◆ Problem to work on: Return verbatim the run of lines that opens with the line holding "Decode this image" and closes with the last line of the records.

Stored data
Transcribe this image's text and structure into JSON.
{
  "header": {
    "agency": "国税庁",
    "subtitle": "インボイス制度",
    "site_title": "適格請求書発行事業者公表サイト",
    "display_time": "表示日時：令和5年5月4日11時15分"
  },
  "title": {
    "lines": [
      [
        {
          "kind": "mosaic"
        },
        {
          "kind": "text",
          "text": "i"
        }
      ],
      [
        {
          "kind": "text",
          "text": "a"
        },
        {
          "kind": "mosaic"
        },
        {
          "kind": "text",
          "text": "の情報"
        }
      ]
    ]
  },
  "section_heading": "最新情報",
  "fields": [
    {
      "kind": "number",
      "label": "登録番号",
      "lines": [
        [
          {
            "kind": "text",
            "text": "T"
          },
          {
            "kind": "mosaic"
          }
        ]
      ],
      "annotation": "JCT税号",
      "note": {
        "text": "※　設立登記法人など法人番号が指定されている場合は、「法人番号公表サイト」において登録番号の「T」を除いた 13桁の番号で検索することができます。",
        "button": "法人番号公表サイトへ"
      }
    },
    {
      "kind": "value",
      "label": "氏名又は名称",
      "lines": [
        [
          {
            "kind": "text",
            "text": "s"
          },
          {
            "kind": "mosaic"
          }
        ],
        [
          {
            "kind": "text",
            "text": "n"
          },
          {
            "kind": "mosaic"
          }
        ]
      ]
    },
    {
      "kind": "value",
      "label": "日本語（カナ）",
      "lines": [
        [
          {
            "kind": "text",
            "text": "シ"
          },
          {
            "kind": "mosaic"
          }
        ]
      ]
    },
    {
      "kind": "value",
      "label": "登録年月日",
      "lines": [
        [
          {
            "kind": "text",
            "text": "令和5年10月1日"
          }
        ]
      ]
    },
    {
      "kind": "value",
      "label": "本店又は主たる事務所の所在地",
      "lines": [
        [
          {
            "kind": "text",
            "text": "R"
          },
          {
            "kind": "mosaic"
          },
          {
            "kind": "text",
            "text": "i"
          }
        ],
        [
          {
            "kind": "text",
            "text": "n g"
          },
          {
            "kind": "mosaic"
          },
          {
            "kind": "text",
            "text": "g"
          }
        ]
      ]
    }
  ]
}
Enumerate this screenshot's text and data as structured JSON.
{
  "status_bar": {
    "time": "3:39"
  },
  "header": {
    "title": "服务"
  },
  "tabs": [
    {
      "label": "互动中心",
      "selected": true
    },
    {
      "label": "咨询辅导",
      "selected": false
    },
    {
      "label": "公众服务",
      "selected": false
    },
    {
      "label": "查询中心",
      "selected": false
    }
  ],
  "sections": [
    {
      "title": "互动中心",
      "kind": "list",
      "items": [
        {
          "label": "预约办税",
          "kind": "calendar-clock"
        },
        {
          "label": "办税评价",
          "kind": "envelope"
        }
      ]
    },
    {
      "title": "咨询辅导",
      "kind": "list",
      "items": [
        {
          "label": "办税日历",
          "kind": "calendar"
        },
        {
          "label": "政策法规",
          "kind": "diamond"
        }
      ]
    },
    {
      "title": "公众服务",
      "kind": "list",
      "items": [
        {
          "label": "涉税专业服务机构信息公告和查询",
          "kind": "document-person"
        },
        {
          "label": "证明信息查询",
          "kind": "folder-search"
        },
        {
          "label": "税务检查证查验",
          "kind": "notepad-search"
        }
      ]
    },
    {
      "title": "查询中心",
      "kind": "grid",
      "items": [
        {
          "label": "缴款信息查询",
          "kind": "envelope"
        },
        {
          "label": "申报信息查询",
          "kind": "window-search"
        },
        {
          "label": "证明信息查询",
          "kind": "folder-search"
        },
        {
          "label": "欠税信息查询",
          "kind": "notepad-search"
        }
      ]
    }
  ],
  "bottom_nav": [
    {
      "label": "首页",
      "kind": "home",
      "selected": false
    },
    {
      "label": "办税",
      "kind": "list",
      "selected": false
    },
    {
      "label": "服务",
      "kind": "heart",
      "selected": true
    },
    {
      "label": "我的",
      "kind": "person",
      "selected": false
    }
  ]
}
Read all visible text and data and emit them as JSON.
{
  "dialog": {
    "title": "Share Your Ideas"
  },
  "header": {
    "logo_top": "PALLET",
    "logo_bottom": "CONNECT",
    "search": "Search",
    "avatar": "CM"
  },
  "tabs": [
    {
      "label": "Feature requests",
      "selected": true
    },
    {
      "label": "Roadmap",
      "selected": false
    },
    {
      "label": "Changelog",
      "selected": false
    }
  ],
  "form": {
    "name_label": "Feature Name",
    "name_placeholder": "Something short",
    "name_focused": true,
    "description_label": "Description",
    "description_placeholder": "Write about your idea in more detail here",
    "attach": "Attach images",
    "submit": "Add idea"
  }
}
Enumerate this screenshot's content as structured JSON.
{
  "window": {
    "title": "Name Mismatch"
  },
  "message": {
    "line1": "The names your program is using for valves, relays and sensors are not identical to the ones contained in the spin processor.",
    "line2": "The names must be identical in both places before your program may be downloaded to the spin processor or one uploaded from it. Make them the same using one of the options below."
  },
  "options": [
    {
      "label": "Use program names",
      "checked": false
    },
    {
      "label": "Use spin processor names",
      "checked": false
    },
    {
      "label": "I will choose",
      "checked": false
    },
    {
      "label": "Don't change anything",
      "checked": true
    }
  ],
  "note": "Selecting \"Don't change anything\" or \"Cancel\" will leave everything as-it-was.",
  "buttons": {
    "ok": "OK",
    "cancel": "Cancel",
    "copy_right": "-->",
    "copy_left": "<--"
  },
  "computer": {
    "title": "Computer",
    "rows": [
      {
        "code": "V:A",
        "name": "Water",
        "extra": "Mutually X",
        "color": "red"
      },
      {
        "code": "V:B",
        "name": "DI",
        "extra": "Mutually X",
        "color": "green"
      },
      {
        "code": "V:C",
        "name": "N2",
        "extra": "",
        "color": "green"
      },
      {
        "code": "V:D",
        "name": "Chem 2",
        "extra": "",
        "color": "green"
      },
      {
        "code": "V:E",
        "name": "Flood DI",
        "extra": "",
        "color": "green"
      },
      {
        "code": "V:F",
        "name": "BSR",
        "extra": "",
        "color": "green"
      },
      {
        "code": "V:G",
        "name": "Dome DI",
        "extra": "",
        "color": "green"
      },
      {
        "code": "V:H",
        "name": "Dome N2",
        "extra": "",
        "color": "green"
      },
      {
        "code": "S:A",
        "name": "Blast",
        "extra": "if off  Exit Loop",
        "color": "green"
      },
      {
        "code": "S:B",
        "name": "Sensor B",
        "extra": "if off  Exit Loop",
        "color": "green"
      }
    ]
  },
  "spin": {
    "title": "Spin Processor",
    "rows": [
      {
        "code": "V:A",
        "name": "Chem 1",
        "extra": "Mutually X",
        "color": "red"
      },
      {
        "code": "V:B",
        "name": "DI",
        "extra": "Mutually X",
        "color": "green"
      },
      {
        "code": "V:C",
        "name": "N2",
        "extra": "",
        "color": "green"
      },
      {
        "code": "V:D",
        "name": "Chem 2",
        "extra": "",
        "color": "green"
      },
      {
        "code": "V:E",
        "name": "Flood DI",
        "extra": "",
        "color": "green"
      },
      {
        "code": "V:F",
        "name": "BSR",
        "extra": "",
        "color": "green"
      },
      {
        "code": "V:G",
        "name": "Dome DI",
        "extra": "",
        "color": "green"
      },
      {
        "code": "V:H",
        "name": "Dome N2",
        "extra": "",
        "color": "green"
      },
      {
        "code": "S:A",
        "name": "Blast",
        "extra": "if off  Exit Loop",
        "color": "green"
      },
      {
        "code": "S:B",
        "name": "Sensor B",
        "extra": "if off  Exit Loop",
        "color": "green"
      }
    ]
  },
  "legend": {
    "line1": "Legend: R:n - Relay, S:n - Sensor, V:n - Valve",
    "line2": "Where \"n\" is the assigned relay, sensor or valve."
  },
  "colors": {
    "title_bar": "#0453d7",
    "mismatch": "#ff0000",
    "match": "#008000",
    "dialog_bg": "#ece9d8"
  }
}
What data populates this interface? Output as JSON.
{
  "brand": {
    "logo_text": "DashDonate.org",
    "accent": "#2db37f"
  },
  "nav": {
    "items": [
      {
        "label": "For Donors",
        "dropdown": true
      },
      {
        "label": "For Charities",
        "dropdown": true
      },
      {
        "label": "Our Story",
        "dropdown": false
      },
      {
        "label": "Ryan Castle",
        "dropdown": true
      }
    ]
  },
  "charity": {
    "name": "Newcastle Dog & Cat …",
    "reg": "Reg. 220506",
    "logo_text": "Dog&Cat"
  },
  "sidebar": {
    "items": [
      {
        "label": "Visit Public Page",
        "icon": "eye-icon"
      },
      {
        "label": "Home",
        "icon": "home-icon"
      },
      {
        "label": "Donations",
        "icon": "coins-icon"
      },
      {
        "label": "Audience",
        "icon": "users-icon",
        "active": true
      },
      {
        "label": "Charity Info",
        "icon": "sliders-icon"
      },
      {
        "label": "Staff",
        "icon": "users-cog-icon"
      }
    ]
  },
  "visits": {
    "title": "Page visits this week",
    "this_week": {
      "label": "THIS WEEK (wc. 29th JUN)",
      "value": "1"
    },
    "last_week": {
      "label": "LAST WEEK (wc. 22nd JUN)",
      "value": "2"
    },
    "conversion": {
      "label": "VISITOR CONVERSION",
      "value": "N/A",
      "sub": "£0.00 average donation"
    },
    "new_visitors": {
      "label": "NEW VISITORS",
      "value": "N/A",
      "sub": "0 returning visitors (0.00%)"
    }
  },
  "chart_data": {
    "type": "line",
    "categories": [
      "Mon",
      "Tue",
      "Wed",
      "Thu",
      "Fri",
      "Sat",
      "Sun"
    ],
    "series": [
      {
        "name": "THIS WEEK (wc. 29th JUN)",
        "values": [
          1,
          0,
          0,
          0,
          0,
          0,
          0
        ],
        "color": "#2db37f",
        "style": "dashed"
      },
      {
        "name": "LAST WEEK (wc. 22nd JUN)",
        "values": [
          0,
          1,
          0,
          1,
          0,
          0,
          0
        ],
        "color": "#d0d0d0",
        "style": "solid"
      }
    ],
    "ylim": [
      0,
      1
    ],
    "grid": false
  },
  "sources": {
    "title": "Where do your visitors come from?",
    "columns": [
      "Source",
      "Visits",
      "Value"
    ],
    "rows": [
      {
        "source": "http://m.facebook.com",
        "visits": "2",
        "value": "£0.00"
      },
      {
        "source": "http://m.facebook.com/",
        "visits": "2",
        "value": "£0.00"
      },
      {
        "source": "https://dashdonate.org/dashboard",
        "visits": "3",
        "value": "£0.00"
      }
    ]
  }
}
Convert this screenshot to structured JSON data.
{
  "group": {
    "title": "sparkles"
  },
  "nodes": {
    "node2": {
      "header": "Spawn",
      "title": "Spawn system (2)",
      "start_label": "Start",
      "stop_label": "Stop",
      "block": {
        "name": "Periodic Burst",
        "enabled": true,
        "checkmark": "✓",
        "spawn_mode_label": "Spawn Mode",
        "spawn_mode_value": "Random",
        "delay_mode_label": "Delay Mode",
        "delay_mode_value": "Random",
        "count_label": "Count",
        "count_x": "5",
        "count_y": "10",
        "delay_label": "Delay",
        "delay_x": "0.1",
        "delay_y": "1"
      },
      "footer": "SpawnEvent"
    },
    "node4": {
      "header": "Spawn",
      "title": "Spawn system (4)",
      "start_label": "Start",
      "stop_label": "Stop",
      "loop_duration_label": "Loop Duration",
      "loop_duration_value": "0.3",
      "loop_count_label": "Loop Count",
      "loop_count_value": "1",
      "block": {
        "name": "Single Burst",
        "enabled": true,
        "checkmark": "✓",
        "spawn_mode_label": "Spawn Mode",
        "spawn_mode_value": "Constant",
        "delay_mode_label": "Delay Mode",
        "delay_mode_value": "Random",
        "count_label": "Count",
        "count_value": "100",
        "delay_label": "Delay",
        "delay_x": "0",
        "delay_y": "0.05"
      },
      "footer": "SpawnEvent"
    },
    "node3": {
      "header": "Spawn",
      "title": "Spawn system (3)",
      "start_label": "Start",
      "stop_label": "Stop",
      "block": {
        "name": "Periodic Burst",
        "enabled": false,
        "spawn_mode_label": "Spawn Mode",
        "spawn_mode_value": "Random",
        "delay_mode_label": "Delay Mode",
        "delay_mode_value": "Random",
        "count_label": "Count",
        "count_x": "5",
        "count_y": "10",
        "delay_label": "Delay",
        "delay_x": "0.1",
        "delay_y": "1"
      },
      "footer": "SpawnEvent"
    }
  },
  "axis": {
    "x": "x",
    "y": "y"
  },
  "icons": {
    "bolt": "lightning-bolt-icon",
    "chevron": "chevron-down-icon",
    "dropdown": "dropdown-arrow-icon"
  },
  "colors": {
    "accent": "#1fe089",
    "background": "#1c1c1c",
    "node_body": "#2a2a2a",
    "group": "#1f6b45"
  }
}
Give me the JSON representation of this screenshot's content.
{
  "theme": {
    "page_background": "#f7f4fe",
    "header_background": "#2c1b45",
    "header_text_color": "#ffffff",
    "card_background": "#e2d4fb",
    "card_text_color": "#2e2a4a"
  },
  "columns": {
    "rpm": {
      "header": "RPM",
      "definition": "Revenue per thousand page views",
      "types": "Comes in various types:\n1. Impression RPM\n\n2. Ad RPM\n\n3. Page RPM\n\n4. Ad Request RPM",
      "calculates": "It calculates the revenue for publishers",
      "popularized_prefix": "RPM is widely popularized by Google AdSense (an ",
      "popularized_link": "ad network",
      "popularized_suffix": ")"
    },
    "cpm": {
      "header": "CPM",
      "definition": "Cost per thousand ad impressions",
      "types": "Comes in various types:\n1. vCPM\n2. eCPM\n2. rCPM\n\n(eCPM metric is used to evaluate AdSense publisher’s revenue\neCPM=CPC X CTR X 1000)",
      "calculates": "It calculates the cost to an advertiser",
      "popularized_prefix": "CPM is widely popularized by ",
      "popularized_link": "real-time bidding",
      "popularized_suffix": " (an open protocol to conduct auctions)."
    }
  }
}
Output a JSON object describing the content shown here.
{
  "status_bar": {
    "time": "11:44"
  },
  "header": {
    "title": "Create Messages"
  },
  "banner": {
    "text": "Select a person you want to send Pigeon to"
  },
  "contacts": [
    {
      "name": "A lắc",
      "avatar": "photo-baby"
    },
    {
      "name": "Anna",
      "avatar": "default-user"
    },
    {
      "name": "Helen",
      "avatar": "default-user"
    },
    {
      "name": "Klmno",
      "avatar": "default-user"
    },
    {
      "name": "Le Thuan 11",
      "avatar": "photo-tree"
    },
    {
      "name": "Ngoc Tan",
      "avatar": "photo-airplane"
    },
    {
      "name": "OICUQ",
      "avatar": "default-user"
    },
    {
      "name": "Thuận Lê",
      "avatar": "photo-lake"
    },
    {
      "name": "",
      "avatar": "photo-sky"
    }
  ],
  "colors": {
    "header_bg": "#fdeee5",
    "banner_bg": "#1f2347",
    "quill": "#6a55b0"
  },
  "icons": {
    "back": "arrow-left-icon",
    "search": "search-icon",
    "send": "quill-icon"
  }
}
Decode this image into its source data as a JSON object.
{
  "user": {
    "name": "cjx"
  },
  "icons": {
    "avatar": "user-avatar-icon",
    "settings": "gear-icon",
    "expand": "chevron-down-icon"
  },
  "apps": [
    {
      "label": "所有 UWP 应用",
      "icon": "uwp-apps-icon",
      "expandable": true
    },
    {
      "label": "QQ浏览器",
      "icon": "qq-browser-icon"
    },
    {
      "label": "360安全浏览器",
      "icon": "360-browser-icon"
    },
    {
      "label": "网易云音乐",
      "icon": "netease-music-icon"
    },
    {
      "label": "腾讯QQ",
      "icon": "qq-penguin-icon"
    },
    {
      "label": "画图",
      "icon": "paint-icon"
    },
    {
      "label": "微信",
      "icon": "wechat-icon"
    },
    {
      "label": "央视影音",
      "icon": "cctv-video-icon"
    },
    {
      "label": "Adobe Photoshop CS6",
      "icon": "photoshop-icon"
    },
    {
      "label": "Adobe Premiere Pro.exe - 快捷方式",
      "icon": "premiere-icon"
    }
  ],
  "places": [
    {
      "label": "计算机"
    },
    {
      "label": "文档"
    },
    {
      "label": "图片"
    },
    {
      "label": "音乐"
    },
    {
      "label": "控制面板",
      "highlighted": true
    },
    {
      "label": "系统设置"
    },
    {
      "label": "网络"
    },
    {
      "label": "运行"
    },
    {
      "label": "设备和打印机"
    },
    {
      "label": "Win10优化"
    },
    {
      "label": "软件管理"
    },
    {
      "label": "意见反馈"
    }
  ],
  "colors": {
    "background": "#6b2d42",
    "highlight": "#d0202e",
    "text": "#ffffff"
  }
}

◆ Reply:
Decode this image into its source data as a JSON object.
{
  "user": {
    "name": "cjx"
  },
  "icons": {
    "avatar": "user-avatar-icon",
    "settings": "gear-icon",
    "expand": "chevron-down-icon"
  },
  "apps": [
    {
      "label": "所有 UWP 应用",
      "icon": "uwp-apps-icon",
      "expandable": true
    },
    {
      "label": "QQ浏览器",
      "icon": "qq-browser-icon"
    },
    {
      "label": "360安全浏览器",
      "icon": "360-browser-icon"
    },
    {
      "label": "网易云音乐",
      "icon": "netease-music-icon"
    },
    {
      "label": "腾讯QQ",
      "icon": "qq-penguin-icon"
    },
    {
      "label": "画图",
      "icon": "paint-icon"
    },
    {
      "label": "微信",
      "icon": "wechat-icon"
    },
    {
      "label": "央视影音",
      "icon": "cctv-video-icon"
    },
    {
      "label": "Adobe Photoshop CS6",
      "icon": "photoshop-icon"
    },
    {
      "label": "Adobe Premiere Pro.exe - 快捷方式",
      "icon": "premiere-icon"
    }
  ],
  "places": [
    {
      "label": "计算机"
    },
    {
      "label": "文档"
    },
    {
      "label": "图片"
    },
    {
      "label": "音乐"
    },
    {
      "label": "控制面板",
      "highlighted": true
    },
    {
      "label": "系统设置"
    },
    {
      "label": "网络"
    },
    {
      "label": "运行"
    },
    {
      "label": "设备和打印机"
    },
    {
      "label": "Win10优化"
    },
    {
      "label": "软件管理"
    },
    {
      "label": "意见反馈"
    }
  ],
  "colors": {
    "background": "#6b2d42",
    "highlight": "#d0202e",
    "text": "#ffffff"
  }
}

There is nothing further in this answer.